YOUR OBJECTIVE - Provide an exact transcription of all the records.

DATASET -
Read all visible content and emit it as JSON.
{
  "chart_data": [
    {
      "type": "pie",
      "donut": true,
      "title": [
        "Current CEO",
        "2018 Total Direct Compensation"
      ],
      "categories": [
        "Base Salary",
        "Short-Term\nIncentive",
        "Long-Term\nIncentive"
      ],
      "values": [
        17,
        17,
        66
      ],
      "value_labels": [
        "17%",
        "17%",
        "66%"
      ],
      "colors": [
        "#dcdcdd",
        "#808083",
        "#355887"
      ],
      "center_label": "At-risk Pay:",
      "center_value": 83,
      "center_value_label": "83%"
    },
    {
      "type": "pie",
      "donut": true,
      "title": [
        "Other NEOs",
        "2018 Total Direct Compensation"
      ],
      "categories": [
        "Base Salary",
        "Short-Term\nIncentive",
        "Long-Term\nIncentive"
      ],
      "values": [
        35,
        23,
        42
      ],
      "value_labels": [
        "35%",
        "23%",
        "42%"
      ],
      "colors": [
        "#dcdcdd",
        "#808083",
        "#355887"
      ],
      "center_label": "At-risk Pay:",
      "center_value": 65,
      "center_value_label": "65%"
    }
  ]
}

SOLUTION -
Read all visible content and emit it as JSON.
{
  "chart_data": [
    {
      "type": "pie",
      "donut": true,
      "title": [
        "Current CEO",
        "2018 Total Direct Compensation"
      ],
      "categories": [
        "Base Salary",
        "Short-Term\nIncentive",
        "Long-Term\nIncentive"
      ],
      "values": [
        17,
        17,
        66
      ],
      "value_labels": [
        "17%",
        "17%",
        "66%"
      ],
      "colors": [
        "#dcdcdd",
        "#808083",
        "#355887"
      ],
      "center_label": "At-risk Pay:",
      "center_value": 83,
      "center_value_label": "83%"
    },
    {
      "type": "pie",
      "donut": true,
      "title": [
        "Other NEOs",
        "2018 Total Direct Compensation"
      ],
      "categories": [
        "Base Salary",
        "Short-Term\nIncentive",
        "Long-Term\nIncentive"
      ],
      "values": [
        35,
        23,
        42
      ],
      "value_labels": [
        "35%",
        "23%",
        "42%"
      ],
      "colors": [
        "#dcdcdd",
        "#808083",
        "#355887"
      ],
      "center_label": "At-risk Pay:",
      "center_value": 65,
      "center_value_label": "65%"
    }
  ]
}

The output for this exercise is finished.